##### DATA FOR THE TASK #####

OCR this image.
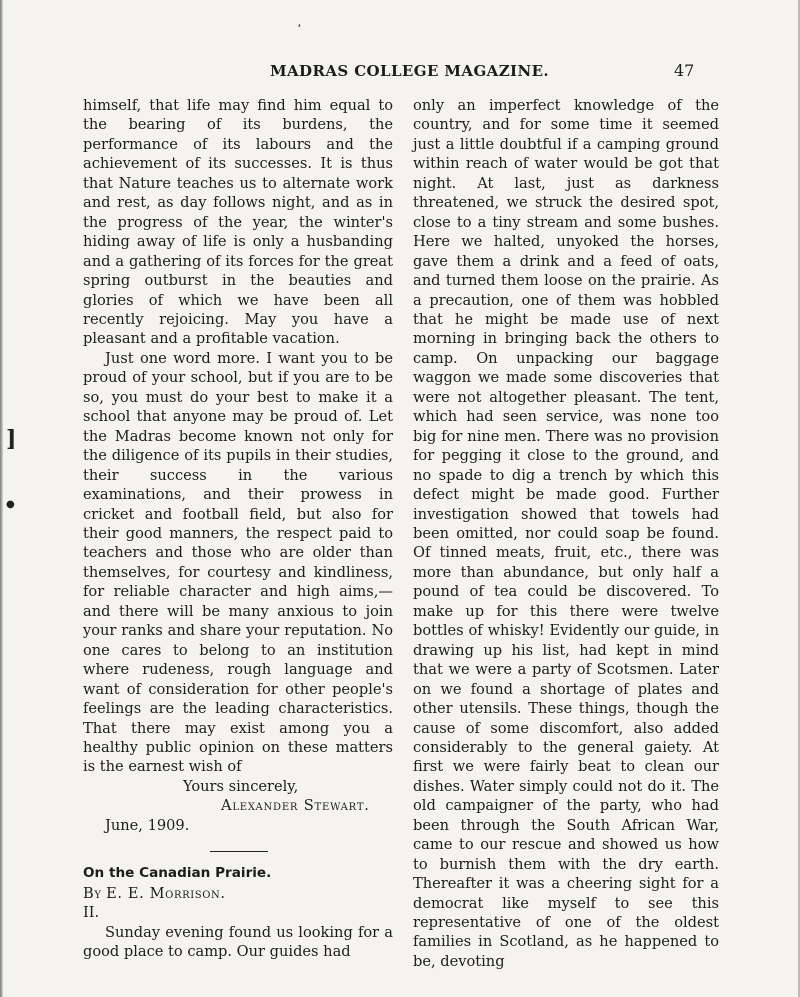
❛
]
●
MADRAS COLLEGE MAGAZINE.	47

himself, that life may find him equal to the bearing of its burdens, the performance of its labours and the achievement of its successes. It is thus that Nature teaches us to alternate work and rest, as day follows night, and as in the progress of the year, the winter's hiding away of life is only a husbanding and a gathering of its forces for the great spring outburst in the beauties and glories of which we have been all recently rejoicing. May you have a pleasant and a profitable vacation.

Just one word more. I want you to be proud of your school, but if you are to be so, you must do your best to make it a school that anyone may be proud of. Let the Madras become known not only for the diligence of its pupils in their studies, their success in the various examinations, and their prowess in cricket and football field, but also for their good manners, the respect paid to teachers and those who are older than themselves, for courtesy and kindliness, for reliable character and high aims,—and there will be many anxious to join your ranks and share your reputation. No one cares to belong to an institution where rudeness, rough language and want of consideration for other people's feelings are the leading characteristics. That there may exist among you a healthy public opinion on these matters is the earnest wish of

Yours sincerely,

Alexander Stewart.

June, 1909.

On the Canadian Prairie.

By E. E. Morrison.

II.

Sunday evening found us looking for a good place to camp. Our guides had

only an imperfect knowledge of the country, and for some time it seemed just a little doubtful if a camping ground within reach of water would be got that night. At last, just as darkness threatened, we struck the desired spot, close to a tiny stream and some bushes. Here we halted, unyoked the horses, gave them a drink and a feed of oats, and turned them loose on the prairie. As a precaution, one of them was hobbled that he might be made use of next morning in bringing back the others to camp. On unpacking our baggage waggon we made some discoveries that were not altogether pleasant. The tent, which had seen service, was none too big for nine men. There was no provision for pegging it close to the ground, and no spade to dig a trench by which this defect might be made good. Further investigation showed that towels had been omitted, nor could soap be found. Of tinned meats, fruit, etc., there was more than abundance, but only half a pound of tea could be discovered. To make up for this there were twelve bottles of whisky! Evidently our guide, in drawing up his list, had kept in mind that we were a party of Scotsmen. Later on we found a shortage of plates and other utensils. These things, though the cause of some discomfort, also added considerably to the general gaiety. At first we were fairly beat to clean our dishes. Water simply could not do it. The old campaigner of the party, who had been through the South African War, came to our rescue and showed us how to burnish them with the dry earth. Thereafter it was a cheering sight for a democrat like myself to see this representative of one of the oldest families in Scotland, as he happened to be, devoting
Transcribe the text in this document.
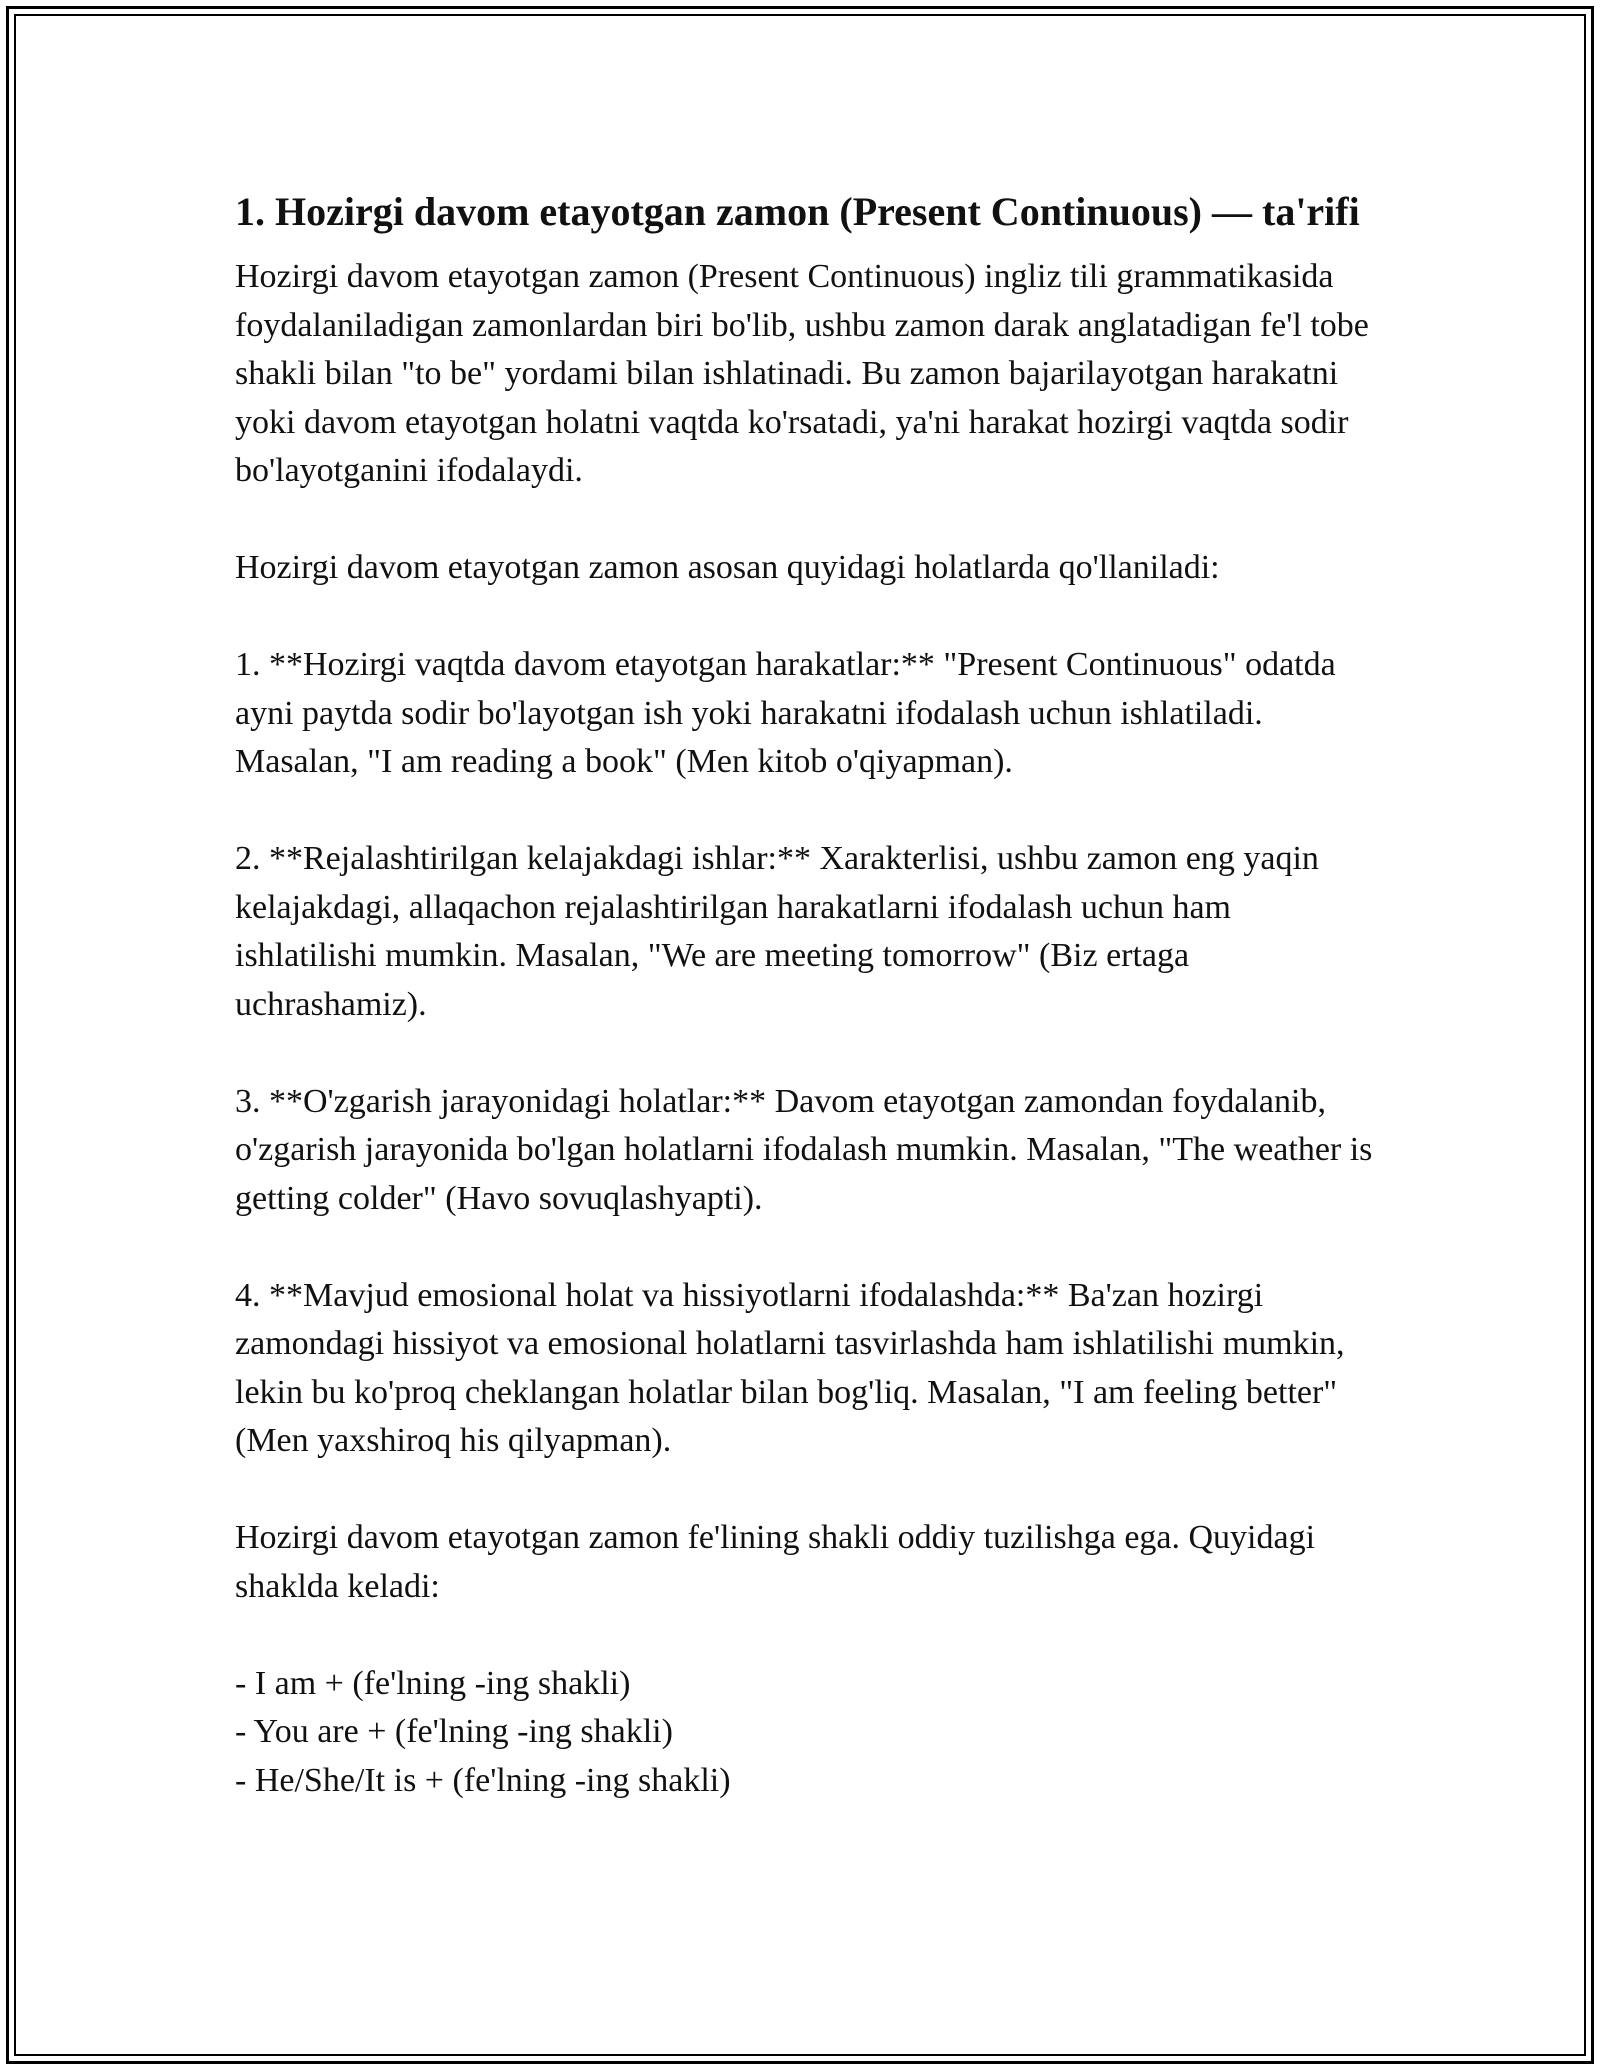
1. Hozirgi davom etayotgan zamon (Present Continuous) — ta'rifi

Hozirgi davom etayotgan zamon (Present Continuous) ingliz tili grammatikasida foydalaniladigan zamonlardan biri bo'lib, ushbu zamon darak anglatadigan fe'l tobe shakli bilan "to be" yordami bilan ishlatinadi. Bu zamon bajarilayotgan harakatni yoki davom etayotgan holatni vaqtda ko'rsatadi, ya'ni harakat hozirgi vaqtda sodir bo'layotganini ifodalaydi.

Hozirgi davom etayotgan zamon asosan quyidagi holatlarda qo'llaniladi:

1. **Hozirgi vaqtda davom etayotgan harakatlar:** "Present Continuous" odatda ayni paytda sodir bo'layotgan ish yoki harakatni ifodalash uchun ishlatiladi. Masalan, "I am reading a book" (Men kitob o'qiyapman).

2. **Rejalashtirilgan kelajakdagi ishlar:** Xarakterlisi, ushbu zamon eng yaqin kelajakdagi, allaqachon rejalashtirilgan harakatlarni ifodalash uchun ham ishlatilishi mumkin. Masalan, "We are meeting tomorrow" (Biz ertaga uchrashamiz).

3. **O'zgarish jarayonidagi holatlar:** Davom etayotgan zamondan foydalanib, o'zgarish jarayonida bo'lgan holatlarni ifodalash mumkin. Masalan, "The weather is getting colder" (Havo sovuqlashyapti).

4. **Mavjud emosional holat va hissiyotlarni ifodalashda:** Ba'zan hozirgi zamondagi hissiyot va emosional holatlarni tasvirlashda ham ishlatilishi mumkin, lekin bu ko'proq cheklangan holatlar bilan bog'liq. Masalan, "I am feeling better" (Men yaxshiroq his qilyapman).

Hozirgi davom etayotgan zamon fe'lining shakli oddiy tuzilishga ega. Quyidagi shaklda keladi:

- I am + (fe'lning -ing shakli)

- You are + (fe'lning -ing shakli)

- He/She/It is + (fe'lning -ing shakli)
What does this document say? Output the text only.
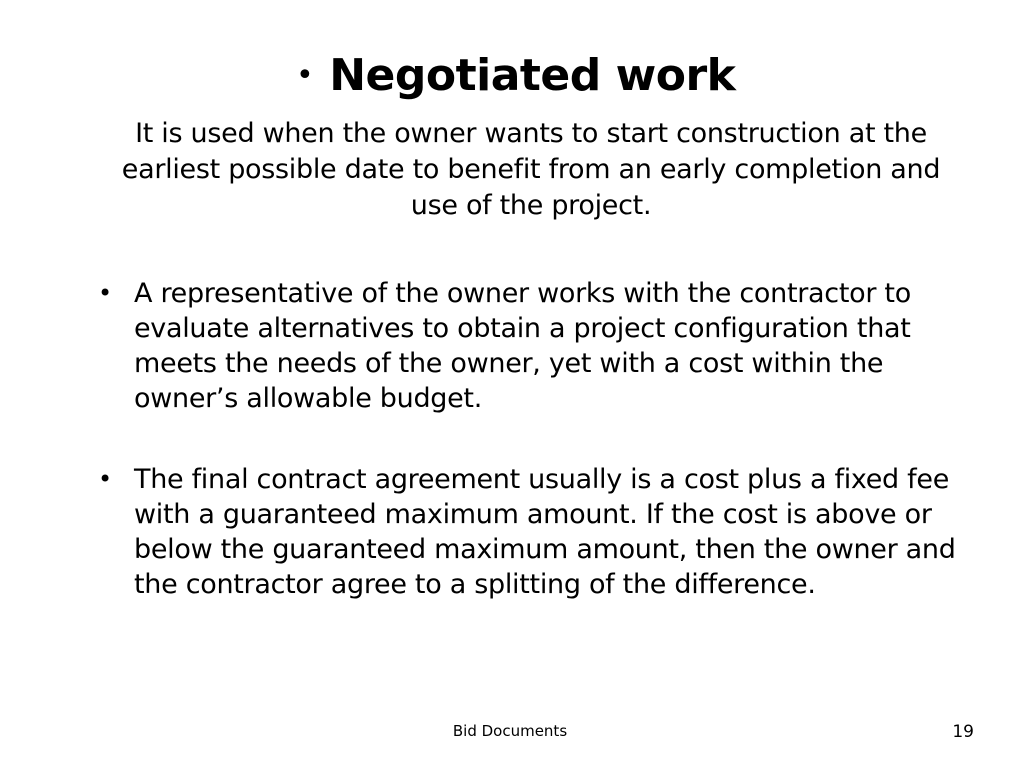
• Negotiated work
It is used when the owner wants to start construction at the earliest possible date to benefit from an early completion and use of the project.
• A representative of the owner works with the contractor to evaluate alternatives to obtain a project configuration that meets the needs of the owner, yet with a cost within the owner’s allowable budget.
• The final contract agreement usually is a cost plus a fixed fee with a guaranteed maximum amount. If the cost is above or below the guaranteed maximum amount, then the owner and the contractor agree to a splitting of the difference.
Bid Documents	19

#####

→ **PROBLEM TO WORK ON**
Take the entries shown above and quote them verbatim, passing over the pictures.

→ **FINAL RESULT**
OCR this image.
❛
]
●
MADRAS COLLEGE MAGAZINE.	47

himself, that life may find him equal to the bearing of its burdens, the performance of its labours and the achievement of its successes. It is thus that Nature teaches us to alternate work and rest, as day follows night, and as in the progress of the year, the winter's hiding away of life is only a husbanding and a gathering of its forces for the great spring outburst in the beauties and glories of which we have been all recently rejoicing. May you have a pleasant and a profitable vacation.

Just one word more. I want you to be proud of your school, but if you are to be so, you must do your best to make it a school that anyone may be proud of. Let the Madras become known not only for the diligence of its pupils in their studies, their success in the various examinations, and their prowess in cricket and football field, but also for their good manners, the respect paid to teachers and those who are older than themselves, for courtesy and kindliness, for reliable character and high aims,—and there will be many anxious to join your ranks and share your reputation. No one cares to belong to an institution where rudeness, rough language and want of consideration for other people's feelings are the leading characteristics. That there may exist among you a healthy public opinion on these matters is the earnest wish of

Yours sincerely,

Alexander Stewart.

June, 1909.

On the Canadian Prairie.

By E. E. Morrison.

II.

Sunday evening found us looking for a good place to camp. Our guides had

only an imperfect knowledge of the country, and for some time it seemed just a little doubtful if a camping ground within reach of water would be got that night. At last, just as darkness threatened, we struck the desired spot, close to a tiny stream and some bushes. Here we halted, unyoked the horses, gave them a drink and a feed of oats, and turned them loose on the prairie. As a precaution, one of them was hobbled that he might be made use of next morning in bringing back the others to camp. On unpacking our baggage waggon we made some discoveries that were not altogether pleasant. The tent, which had seen service, was none too big for nine men. There was no provision for pegging it close to the ground, and no spade to dig a trench by which this defect might be made good. Further investigation showed that towels had been omitted, nor could soap be found. Of tinned meats, fruit, etc., there was more than abundance, but only half a pound of tea could be discovered. To make up for this there were twelve bottles of whisky! Evidently our guide, in drawing up his list, had kept in mind that we were a party of Scotsmen. Later on we found a shortage of plates and other utensils. These things, though the cause of some discomfort, also added considerably to the general gaiety. At first we were fairly beat to clean our dishes. Water simply could not do it. The old campaigner of the party, who had been through the South African War, came to our rescue and showed us how to burnish them with the dry earth. Thereafter it was a cheering sight for a democrat like myself to see this representative of one of the oldest families in Scotland, as he happened to be, devoting
Transcribe the text in this document.
1. Hozirgi davom etayotgan zamon (Present Continuous) — ta'rifi

Hozirgi davom etayotgan zamon (Present Continuous) ingliz tili grammatikasida foydalaniladigan zamonlardan biri bo'lib, ushbu zamon darak anglatadigan fe'l tobe shakli bilan "to be" yordami bilan ishlatinadi. Bu zamon bajarilayotgan harakatni yoki davom etayotgan holatni vaqtda ko'rsatadi, ya'ni harakat hozirgi vaqtda sodir bo'layotganini ifodalaydi.

Hozirgi davom etayotgan zamon asosan quyidagi holatlarda qo'llaniladi:

1. **Hozirgi vaqtda davom etayotgan harakatlar:** "Present Continuous" odatda ayni paytda sodir bo'layotgan ish yoki harakatni ifodalash uchun ishlatiladi. Masalan, "I am reading a book" (Men kitob o'qiyapman).

2. **Rejalashtirilgan kelajakdagi ishlar:** Xarakterlisi, ushbu zamon eng yaqin kelajakdagi, allaqachon rejalashtirilgan harakatlarni ifodalash uchun ham ishlatilishi mumkin. Masalan, "We are meeting tomorrow" (Biz ertaga uchrashamiz).

3. **O'zgarish jarayonidagi holatlar:** Davom etayotgan zamondan foydalanib, o'zgarish jarayonida bo'lgan holatlarni ifodalash mumkin. Masalan, "The weather is getting colder" (Havo sovuqlashyapti).

4. **Mavjud emosional holat va hissiyotlarni ifodalashda:** Ba'zan hozirgi zamondagi hissiyot va emosional holatlarni tasvirlashda ham ishlatilishi mumkin, lekin bu ko'proq cheklangan holatlar bilan bog'liq. Masalan, "I am feeling better" (Men yaxshiroq his qilyapman).

Hozirgi davom etayotgan zamon fe'lining shakli oddiy tuzilishga ega. Quyidagi shaklda keladi:

- I am + (fe'lning -ing shakli)

- You are + (fe'lning -ing shakli)

- He/She/It is + (fe'lning -ing shakli)
What does this document say? Output the text only.
• Negotiated work
It is used when the owner wants to start construction at the earliest possible date to benefit from an early completion and use of the project.
• A representative of the owner works with the contractor to evaluate alternatives to obtain a project configuration that meets the needs of the owner, yet with a cost within the owner’s allowable budget.
• The final contract agreement usually is a cost plus a fixed fee with a guaranteed maximum amount. If the cost is above or below the guaranteed maximum amount, then the owner and the contractor agree to a splitting of the difference.
Bid Documents	19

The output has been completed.